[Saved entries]
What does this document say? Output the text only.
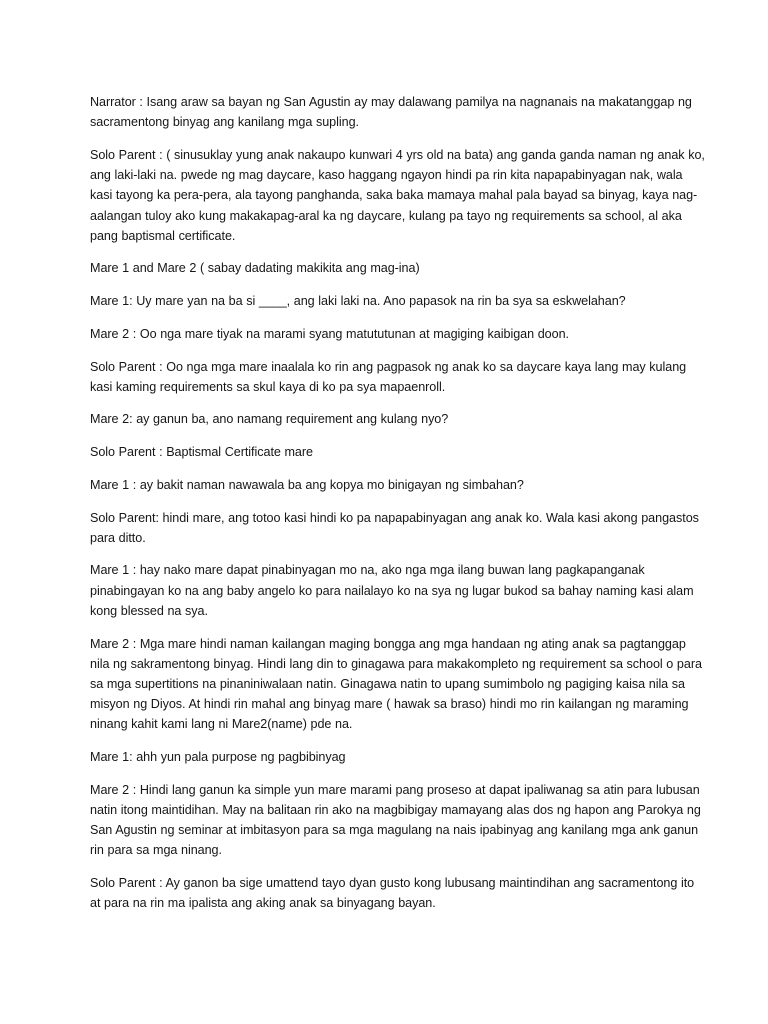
Narrator : Isang araw sa bayan ng San Agustin ay may dalawang pamilya na nagnanais na makatanggap ng sacramentong binyag ang kanilang mga supling.

Solo Parent : ( sinusuklay yung anak nakaupo kunwari 4 yrs old na bata) ang ganda ganda naman ng anak ko, ang laki-laki na. pwede ng mag daycare, kaso haggang ngayon hindi pa rin kita napapabinyagan nak, wala kasi tayong ka pera-pera, ala tayong panghanda, saka baka mamaya mahal pala bayad sa binyag, kaya nag-aalangan tuloy ako kung makakapag-aral ka ng daycare, kulang pa tayo ng requirements sa school, al aka pang baptismal certificate.

Mare 1 and Mare 2 ( sabay dadating makikita ang mag-ina)

Mare 1: Uy mare yan na ba si ____, ang laki laki na. Ano papasok na rin ba sya sa eskwelahan?

Mare 2 : Oo nga mare tiyak na marami syang matututunan at magiging kaibigan doon.

Solo Parent : Oo nga mga mare inaalala ko rin ang pagpasok ng anak ko sa daycare kaya lang may kulang kasi kaming requirements sa skul kaya di ko pa sya mapaenroll.

Mare 2: ay ganun ba, ano namang requirement ang kulang nyo?

Solo Parent : Baptismal Certificate mare

Mare 1 : ay bakit naman nawawala ba ang kopya mo binigayan ng simbahan?

Solo Parent: hindi mare, ang totoo kasi hindi ko pa napapabinyagan ang anak ko. Wala kasi akong pangastos para ditto.

Mare 1 : hay nako mare dapat pinabinyagan mo na, ako nga mga ilang buwan lang pagkapanganak pinabingayan ko na ang baby angelo ko para nailalayo ko na sya ng lugar bukod sa bahay naming kasi alam kong blessed na sya.

Mare 2 : Mga mare hindi naman kailangan maging bongga ang mga handaan ng ating anak sa pagtanggap nila ng sakramentong binyag. Hindi lang din to ginagawa para makakompleto ng requirement sa school o para sa mga supertitions na pinaniniwalaan natin. Ginagawa natin to upang sumimbolo ng pagiging kaisa nila sa misyon ng Diyos. At hindi rin mahal ang binyag mare ( hawak sa braso) hindi mo rin kailangan ng maraming ninang kahit kami lang ni Mare2(name) pde na.

Mare 1: ahh yun pala purpose ng pagbibinyag

Mare 2 : Hindi lang ganun ka simple yun mare marami pang proseso at dapat ipaliwanag sa atin para lubusan natin itong maintidihan. May na balitaan rin ako na magbibigay mamayang alas dos ng hapon ang Parokya ng San Agustin ng seminar at imbitasyon para sa mga magulang na nais ipabinyag ang kanilang mga ank ganun rin para sa mga ninang.

Solo Parent : Ay ganon ba sige umattend tayo dyan gusto kong lubusang maintindihan ang sacramentong ito at para na rin ma ipalista ang aking anak sa binyagang bayan.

**What needs to be done**: Copy out every line from the records that has the word "ganun".

**The result**:
Mare 2: ay ganun ba, ano namang requirement ang kulang nyo?
Mare 2 : Hindi lang ganun ka simple yun mare marami pang proseso at dapat ipaliwanag sa atin para lubusan natin itong maintidihan. May na balitaan rin ako na magbibigay mamayang alas dos ng hapon ang Parokya ng San Agustin ng seminar at imbitasyon para sa mga magulang na nais ipabinyag ang kanilang mga ank ganun rin para sa mga ninang.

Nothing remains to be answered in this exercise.